### Work to do
Can you extract every line of the listing below and reproduce each one character for character, with nothing changed or left out?

### Element box records
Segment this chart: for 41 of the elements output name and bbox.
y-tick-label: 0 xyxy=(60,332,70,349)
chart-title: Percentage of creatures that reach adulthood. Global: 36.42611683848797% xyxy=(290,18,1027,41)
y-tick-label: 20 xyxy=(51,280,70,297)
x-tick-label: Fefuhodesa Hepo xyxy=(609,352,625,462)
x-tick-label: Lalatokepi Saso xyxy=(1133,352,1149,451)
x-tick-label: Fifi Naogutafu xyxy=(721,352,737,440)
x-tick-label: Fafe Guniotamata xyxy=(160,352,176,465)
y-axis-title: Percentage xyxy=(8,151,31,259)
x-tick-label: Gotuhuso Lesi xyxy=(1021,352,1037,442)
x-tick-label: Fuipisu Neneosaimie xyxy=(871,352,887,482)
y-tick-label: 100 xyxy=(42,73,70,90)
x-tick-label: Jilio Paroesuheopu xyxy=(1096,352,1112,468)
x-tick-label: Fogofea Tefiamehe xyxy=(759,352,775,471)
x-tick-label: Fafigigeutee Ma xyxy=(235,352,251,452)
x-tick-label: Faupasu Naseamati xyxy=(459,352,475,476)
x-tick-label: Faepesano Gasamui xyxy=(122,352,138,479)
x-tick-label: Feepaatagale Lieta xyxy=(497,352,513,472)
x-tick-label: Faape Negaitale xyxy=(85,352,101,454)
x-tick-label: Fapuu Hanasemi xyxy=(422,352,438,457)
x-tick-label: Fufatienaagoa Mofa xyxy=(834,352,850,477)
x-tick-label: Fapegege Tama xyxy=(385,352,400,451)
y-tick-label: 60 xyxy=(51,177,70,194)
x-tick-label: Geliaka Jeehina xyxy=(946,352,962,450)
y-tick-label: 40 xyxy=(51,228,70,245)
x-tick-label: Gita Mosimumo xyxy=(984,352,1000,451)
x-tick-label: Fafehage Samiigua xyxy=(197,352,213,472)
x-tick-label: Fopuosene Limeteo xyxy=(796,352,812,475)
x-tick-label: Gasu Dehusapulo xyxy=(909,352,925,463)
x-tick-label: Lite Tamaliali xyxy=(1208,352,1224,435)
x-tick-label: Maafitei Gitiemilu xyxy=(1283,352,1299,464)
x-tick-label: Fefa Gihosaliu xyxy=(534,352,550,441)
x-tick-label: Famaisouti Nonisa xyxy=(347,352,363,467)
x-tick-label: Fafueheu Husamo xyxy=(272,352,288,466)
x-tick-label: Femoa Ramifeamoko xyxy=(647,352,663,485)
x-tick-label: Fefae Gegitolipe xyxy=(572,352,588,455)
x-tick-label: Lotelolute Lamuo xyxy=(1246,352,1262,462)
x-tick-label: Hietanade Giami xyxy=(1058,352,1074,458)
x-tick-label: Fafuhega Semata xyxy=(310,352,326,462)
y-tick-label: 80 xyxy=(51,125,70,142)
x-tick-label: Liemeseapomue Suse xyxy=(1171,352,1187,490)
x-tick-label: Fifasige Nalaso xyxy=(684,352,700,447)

### Exercise output
Segment this chart: for 41 of the elements output name and bbox.
y-tick-label: 0 xyxy=(60,332,70,349)
chart-title: Percentage of creatures that reach adulthood. Global: 36.42611683848797% xyxy=(290,18,1027,41)
y-tick-label: 20 xyxy=(51,280,70,297)
x-tick-label: Fefuhodesa Hepo xyxy=(609,352,625,462)
x-tick-label: Lalatokepi Saso xyxy=(1133,352,1149,451)
x-tick-label: Fifi Naogutafu xyxy=(721,352,737,440)
x-tick-label: Fafe Guniotamata xyxy=(160,352,176,465)
y-axis-title: Percentage xyxy=(8,151,31,259)
x-tick-label: Gotuhuso Lesi xyxy=(1021,352,1037,442)
x-tick-label: Fuipisu Neneosaimie xyxy=(871,352,887,482)
y-tick-label: 100 xyxy=(42,73,70,90)
x-tick-label: Jilio Paroesuheopu xyxy=(1096,352,1112,468)
x-tick-label: Fogofea Tefiamehe xyxy=(759,352,775,471)
x-tick-label: Fafigigeutee Ma xyxy=(235,352,251,452)
x-tick-label: Faupasu Naseamati xyxy=(459,352,475,476)
x-tick-label: Faepesano Gasamui xyxy=(122,352,138,479)
x-tick-label: Feepaatagale Lieta xyxy=(497,352,513,472)
x-tick-label: Faape Negaitale xyxy=(85,352,101,454)
x-tick-label: Fapuu Hanasemi xyxy=(422,352,438,457)
x-tick-label: Fufatienaagoa Mofa xyxy=(834,352,850,477)
x-tick-label: Fapegege Tama xyxy=(385,352,400,451)
y-tick-label: 60 xyxy=(51,177,70,194)
x-tick-label: Geliaka Jeehina xyxy=(946,352,962,450)
y-tick-label: 40 xyxy=(51,228,70,245)
x-tick-label: Gita Mosimumo xyxy=(984,352,1000,451)
x-tick-label: Fafehage Samiigua xyxy=(197,352,213,472)
x-tick-label: Fopuosene Limeteo xyxy=(796,352,812,475)
x-tick-label: Gasu Dehusapulo xyxy=(909,352,925,463)
x-tick-label: Lite Tamaliali xyxy=(1208,352,1224,435)
x-tick-label: Maafitei Gitiemilu xyxy=(1283,352,1299,464)
x-tick-label: Fefa Gihosaliu xyxy=(534,352,550,441)
x-tick-label: Famaisouti Nonisa xyxy=(347,352,363,467)
x-tick-label: Fafueheu Husamo xyxy=(272,352,288,466)
x-tick-label: Femoa Ramifeamoko xyxy=(647,352,663,485)
x-tick-label: Fefae Gegitolipe xyxy=(572,352,588,455)
x-tick-label: Lotelolute Lamuo xyxy=(1246,352,1262,462)
x-tick-label: Hietanade Giami xyxy=(1058,352,1074,458)
x-tick-label: Fafuhega Semata xyxy=(310,352,326,462)
y-tick-label: 80 xyxy=(51,125,70,142)
x-tick-label: Liemeseapomue Suse xyxy=(1171,352,1187,490)
x-tick-label: Fifasige Nalaso xyxy=(684,352,700,447)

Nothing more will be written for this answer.